▶ **Exercise**: An exact reproduction of the records is required, with all images left out.

(Source data)
## Start

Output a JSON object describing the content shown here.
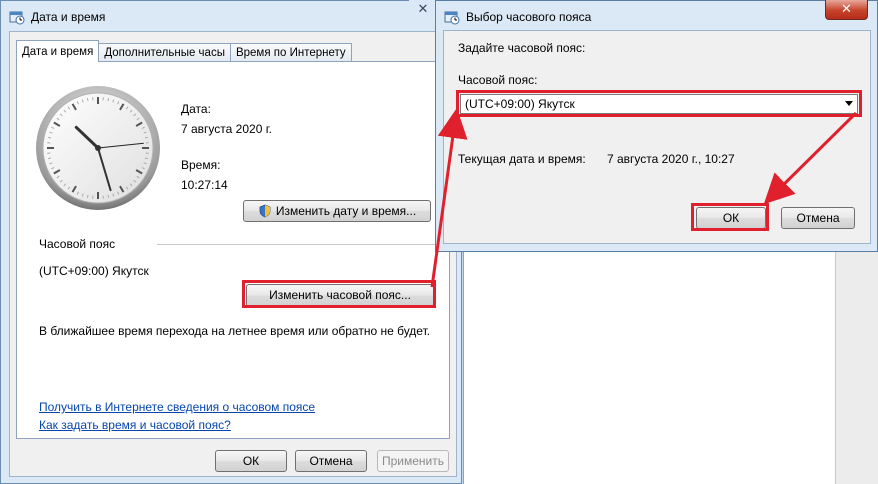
{
  "main_window": {
    "title": "Дата и время",
    "tabs": [
      "Дата и время",
      "Дополнительные часы",
      "Время по Интернету"
    ],
    "date_label": "Дата:",
    "date_value": "7 августа 2020 г.",
    "time_label": "Время:",
    "time_value": "10:27:14",
    "change_datetime_button": "Изменить дату и время...",
    "timezone_label": "Часовой пояс",
    "timezone_value": "(UTC+09:00) Якутск",
    "change_timezone_button": "Изменить часовой пояс...",
    "dst_note": "В ближайшее время перехода на летнее время или обратно не будет.",
    "link_online_info": "Получить в Интернете сведения о часовом поясе",
    "link_howto": "Как задать время и часовой пояс?",
    "ok_button": "ОК",
    "cancel_button": "Отмена",
    "apply_button": "Применить",
    "close_glyph": "✕"
  },
  "dialog": {
    "title": "Выбор часового пояса",
    "prompt": "Задайте часовой пояс:",
    "tz_label": "Часовой пояс:",
    "tz_selected": "(UTC+09:00) Якутск",
    "current_label": "Текущая дата и время:",
    "current_value": "7 августа 2020 г., 10:27",
    "ok_button": "ОК",
    "cancel_button": "Отмена",
    "close_glyph": "✕"
  },
  "clock": {
    "hours": 10,
    "minutes": 27,
    "seconds": 14
  },
  "icons": {
    "window_icon": "clock-window-icon",
    "shield": "uac-shield-icon"
  },
  "colors": {
    "highlight": "#e0202c",
    "link": "#0645ad"
  }
}
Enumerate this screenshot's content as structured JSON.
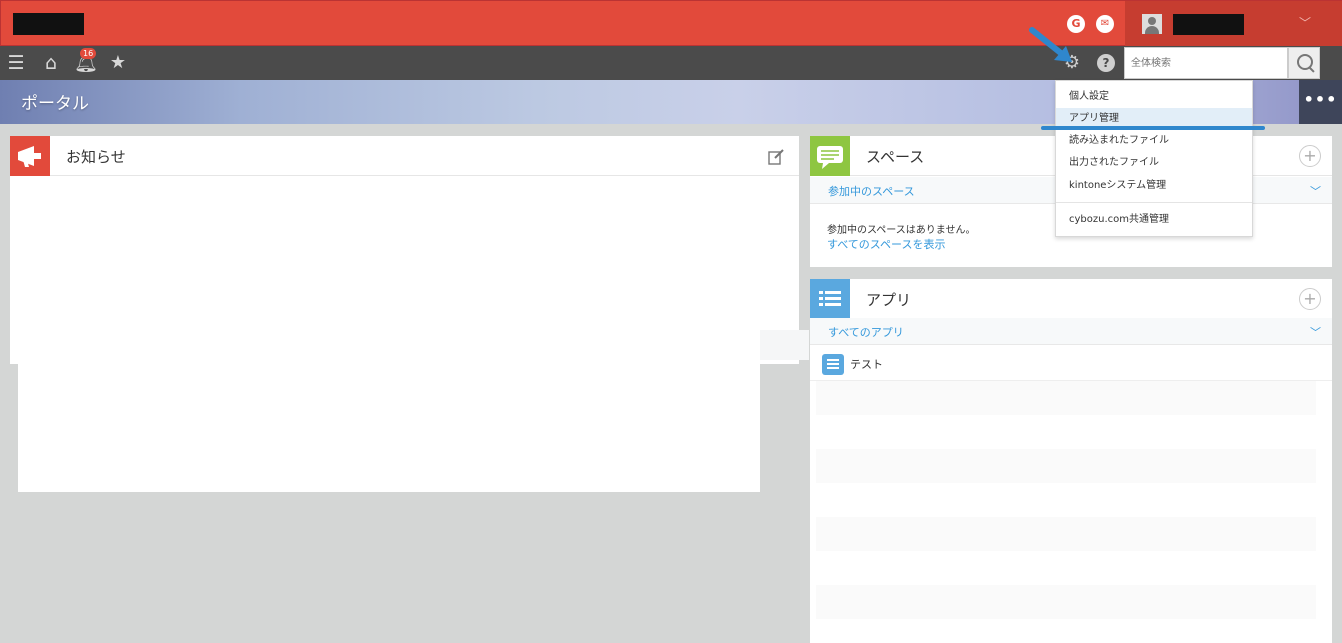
{
  "header": {
    "logo_label": "",
    "user_name": ""
  },
  "toolbar": {
    "notification_count": "16",
    "search_placeholder": "全体検索"
  },
  "banner": {
    "title": "ポータル",
    "more_label": "•••"
  },
  "announcements": {
    "title": "お知らせ"
  },
  "space": {
    "title": "スペース",
    "filter_label": "参加中のスペース",
    "empty_message": "参加中のスペースはありません。",
    "show_all_link": "すべてのスペースを表示"
  },
  "apps": {
    "title": "アプリ",
    "filter_label": "すべてのアプリ",
    "items": [
      {
        "name": "テスト"
      }
    ]
  },
  "settings_menu": {
    "items": [
      {
        "label": "個人設定"
      },
      {
        "label": "アプリ管理"
      },
      {
        "label": "読み込まれたファイル"
      },
      {
        "label": "出力されたファイル"
      },
      {
        "label": "kintoneシステム管理"
      },
      {
        "label": "cybozu.com共通管理"
      }
    ],
    "highlighted_item": "アプリ管理"
  },
  "colors": {
    "header_red": "#e24a3b",
    "toolbar_dark": "#4b4b4b",
    "link_blue": "#3498db",
    "annotation_blue": "#2f87cd"
  }
}
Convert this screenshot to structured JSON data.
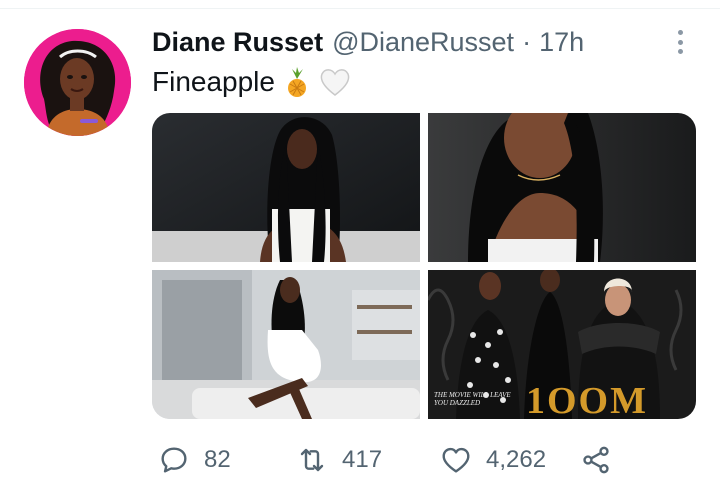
{
  "tweet": {
    "author_name": "Diane Russet",
    "handle": "@DianeRusset",
    "separator": "·",
    "time": "17h",
    "text": "Fineapple",
    "emojis": [
      "pineapple-emoji",
      "white-heart-emoji"
    ],
    "photo_captions": {
      "photo4_headline": "1OOM",
      "photo4_subtitle": "THE MOVIE WILL LEAVE YOU DAZZLED"
    }
  },
  "actions": {
    "reply_count": "82",
    "retweet_count": "417",
    "like_count": "4,262"
  },
  "icons": {
    "reply": "speech-bubble-icon",
    "retweet": "retweet-arrows-icon",
    "like": "heart-outline-icon",
    "share": "share-nodes-icon",
    "more": "vertical-dots-icon"
  },
  "colors": {
    "text_primary": "#0f1419",
    "text_secondary": "#536471",
    "avatar_bg": "#ec1d8e"
  }
}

## End

▶ **Task solution**:
Output a JSON object describing the content shown here.
{
  "main_window": {
    "title": "Дата и время",
    "tabs": [
      "Дата и время",
      "Дополнительные часы",
      "Время по Интернету"
    ],
    "date_label": "Дата:",
    "date_value": "7 августа 2020 г.",
    "time_label": "Время:",
    "time_value": "10:27:14",
    "change_datetime_button": "Изменить дату и время...",
    "timezone_label": "Часовой пояс",
    "timezone_value": "(UTC+09:00) Якутск",
    "change_timezone_button": "Изменить часовой пояс...",
    "dst_note": "В ближайшее время перехода на летнее время или обратно не будет.",
    "link_online_info": "Получить в Интернете сведения о часовом поясе",
    "link_howto": "Как задать время и часовой пояс?",
    "ok_button": "ОК",
    "cancel_button": "Отмена",
    "apply_button": "Применить",
    "close_glyph": "✕"
  },
  "dialog": {
    "title": "Выбор часового пояса",
    "prompt": "Задайте часовой пояс:",
    "tz_label": "Часовой пояс:",
    "tz_selected": "(UTC+09:00) Якутск",
    "current_label": "Текущая дата и время:",
    "current_value": "7 августа 2020 г., 10:27",
    "ok_button": "ОК",
    "cancel_button": "Отмена",
    "close_glyph": "✕"
  },
  "clock": {
    "hours": 10,
    "minutes": 27,
    "seconds": 14
  },
  "icons": {
    "window_icon": "clock-window-icon",
    "shield": "uac-shield-icon"
  },
  "colors": {
    "highlight": "#e0202c",
    "link": "#0645ad"
  }
}
Enumerate this screenshot's content as structured JSON.
{
  "header": {
    "logo_label": "",
    "user_name": ""
  },
  "toolbar": {
    "notification_count": "16",
    "search_placeholder": "全体検索"
  },
  "banner": {
    "title": "ポータル",
    "more_label": "•••"
  },
  "announcements": {
    "title": "お知らせ"
  },
  "space": {
    "title": "スペース",
    "filter_label": "参加中のスペース",
    "empty_message": "参加中のスペースはありません。",
    "show_all_link": "すべてのスペースを表示"
  },
  "apps": {
    "title": "アプリ",
    "filter_label": "すべてのアプリ",
    "items": [
      {
        "name": "テスト"
      }
    ]
  },
  "settings_menu": {
    "items": [
      {
        "label": "個人設定"
      },
      {
        "label": "アプリ管理"
      },
      {
        "label": "読み込まれたファイル"
      },
      {
        "label": "出力されたファイル"
      },
      {
        "label": "kintoneシステム管理"
      },
      {
        "label": "cybozu.com共通管理"
      }
    ],
    "highlighted_item": "アプリ管理"
  },
  "colors": {
    "header_red": "#e24a3b",
    "toolbar_dark": "#4b4b4b",
    "link_blue": "#3498db",
    "annotation_blue": "#2f87cd"
  }
}
Convert this screenshot to structured JSON data.
{
  "tweet": {
    "author_name": "Diane Russet",
    "handle": "@DianeRusset",
    "separator": "·",
    "time": "17h",
    "text": "Fineapple",
    "emojis": [
      "pineapple-emoji",
      "white-heart-emoji"
    ],
    "photo_captions": {
      "photo4_headline": "1OOM",
      "photo4_subtitle": "THE MOVIE WILL LEAVE YOU DAZZLED"
    }
  },
  "actions": {
    "reply_count": "82",
    "retweet_count": "417",
    "like_count": "4,262"
  },
  "icons": {
    "reply": "speech-bubble-icon",
    "retweet": "retweet-arrows-icon",
    "like": "heart-outline-icon",
    "share": "share-nodes-icon",
    "more": "vertical-dots-icon"
  },
  "colors": {
    "text_primary": "#0f1419",
    "text_secondary": "#536471",
    "avatar_bg": "#ec1d8e"
  }
}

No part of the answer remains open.